[Records from a collection of figures]

* * * * * * *

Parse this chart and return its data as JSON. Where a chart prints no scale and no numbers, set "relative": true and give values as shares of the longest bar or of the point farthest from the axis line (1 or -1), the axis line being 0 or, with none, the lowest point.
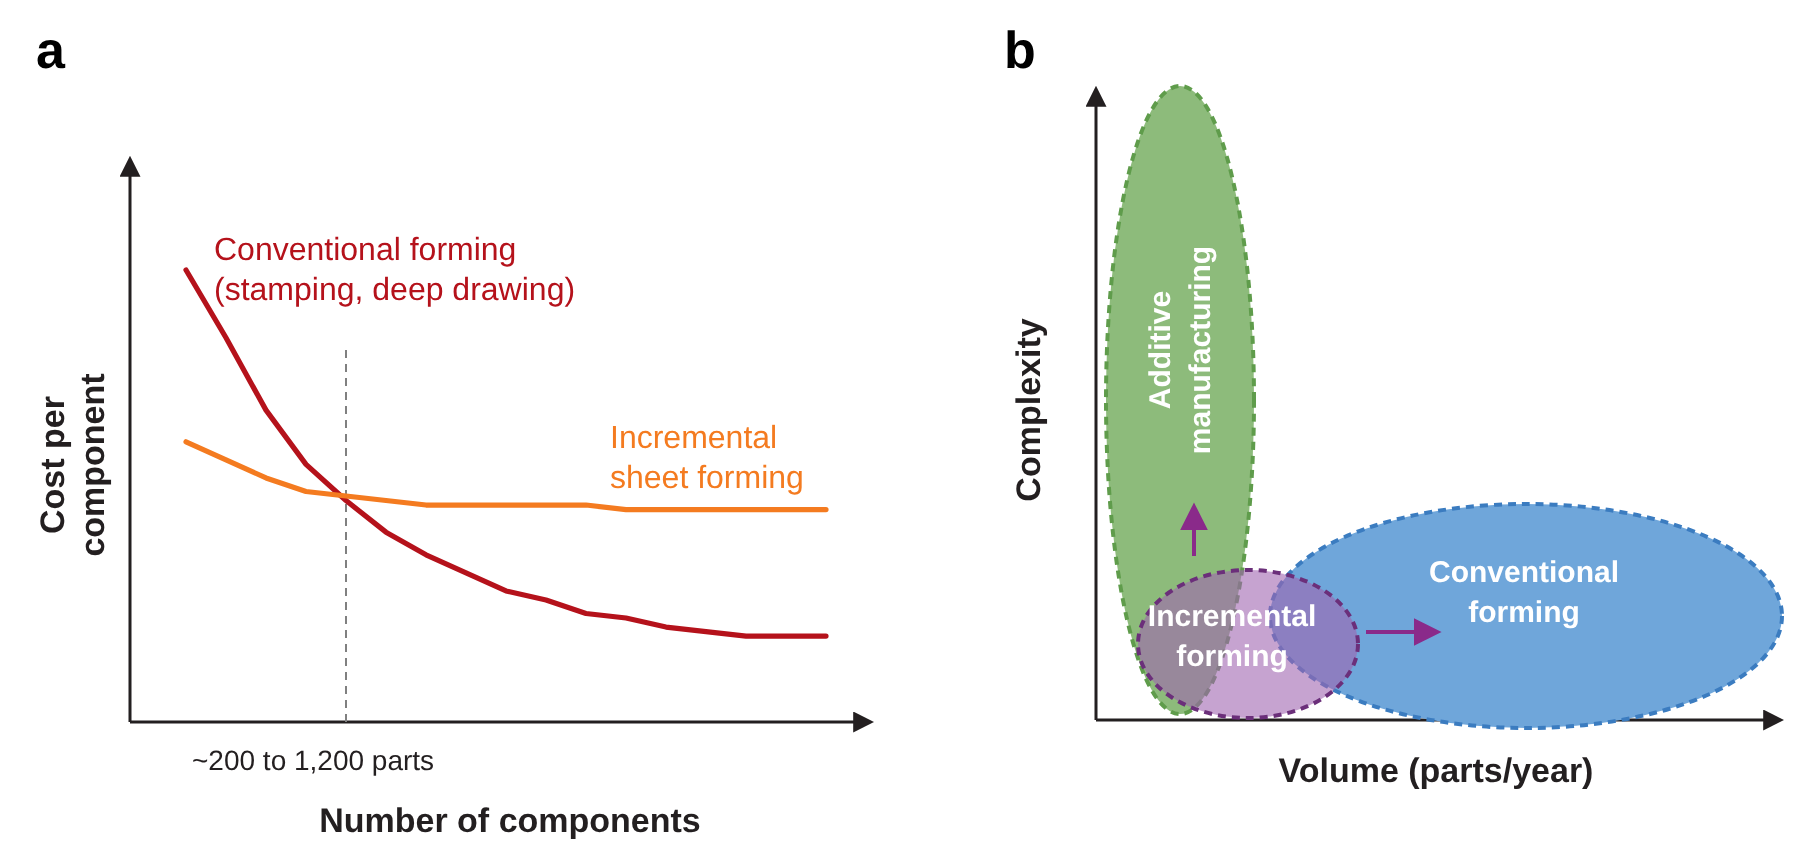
{
  "chart_data": [
    {
      "type": "line",
      "title": "a",
      "xlabel": "Number of components",
      "ylabel": "Cost per component",
      "relative": true,
      "categories": [
        null,
        null,
        null,
        null,
        null,
        null,
        null,
        null,
        null,
        null,
        null,
        null,
        null,
        null,
        null,
        null,
        null
      ],
      "series": [
        {
          "name": "Conventional forming (stamping, deep drawing)",
          "color": "#b5121b",
          "values": [
            1,
            0.85,
            0.69,
            0.57,
            0.49,
            0.42,
            0.37,
            0.33,
            0.29,
            0.27,
            0.24,
            0.23,
            0.21,
            0.2,
            0.19,
            0.19,
            0.19
          ]
        },
        {
          "name": "Incremental sheet forming",
          "color": "#f47b20",
          "values": [
            0.62,
            0.58,
            0.54,
            0.51,
            0.5,
            0.49,
            0.48,
            0.48,
            0.48,
            0.48,
            0.48,
            0.47,
            0.47,
            0.47,
            0.47,
            0.47,
            0.47
          ]
        }
      ],
      "annotations": [
        "~200 to 1,200 parts"
      ]
    },
    {
      "type": "other",
      "title": "b",
      "xlabel": "Volume (parts/year)",
      "ylabel": "Complexity",
      "annotations": [
        "Additive manufacturing",
        "Incremental forming",
        "Conventional forming"
      ]
    }
  ]
}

* * * * * * *

> [Your goal] Copy every line of the data word for word, omitting the images.

> [Output of the exercise]
Parse this chart and return its data as JSON. Where a chart prints no scale and no numbers, set "relative": true and give values as shares of the longest bar or of the point farthest from the axis line (1 or -1), the axis line being 0 or, with none, the lowest point.
{
  "chart_data": [
    {
      "type": "line",
      "title": "a",
      "xlabel": "Number of components",
      "ylabel": "Cost per component",
      "relative": true,
      "categories": [
        null,
        null,
        null,
        null,
        null,
        null,
        null,
        null,
        null,
        null,
        null,
        null,
        null,
        null,
        null,
        null,
        null
      ],
      "series": [
        {
          "name": "Conventional forming (stamping, deep drawing)",
          "color": "#b5121b",
          "values": [
            1,
            0.85,
            0.69,
            0.57,
            0.49,
            0.42,
            0.37,
            0.33,
            0.29,
            0.27,
            0.24,
            0.23,
            0.21,
            0.2,
            0.19,
            0.19,
            0.19
          ]
        },
        {
          "name": "Incremental sheet forming",
          "color": "#f47b20",
          "values": [
            0.62,
            0.58,
            0.54,
            0.51,
            0.5,
            0.49,
            0.48,
            0.48,
            0.48,
            0.48,
            0.48,
            0.47,
            0.47,
            0.47,
            0.47,
            0.47,
            0.47
          ]
        }
      ],
      "annotations": [
        "~200 to 1,200 parts"
      ]
    },
    {
      "type": "other",
      "title": "b",
      "xlabel": "Volume (parts/year)",
      "ylabel": "Complexity",
      "annotations": [
        "Additive manufacturing",
        "Incremental forming",
        "Conventional forming"
      ]
    }
  ]
}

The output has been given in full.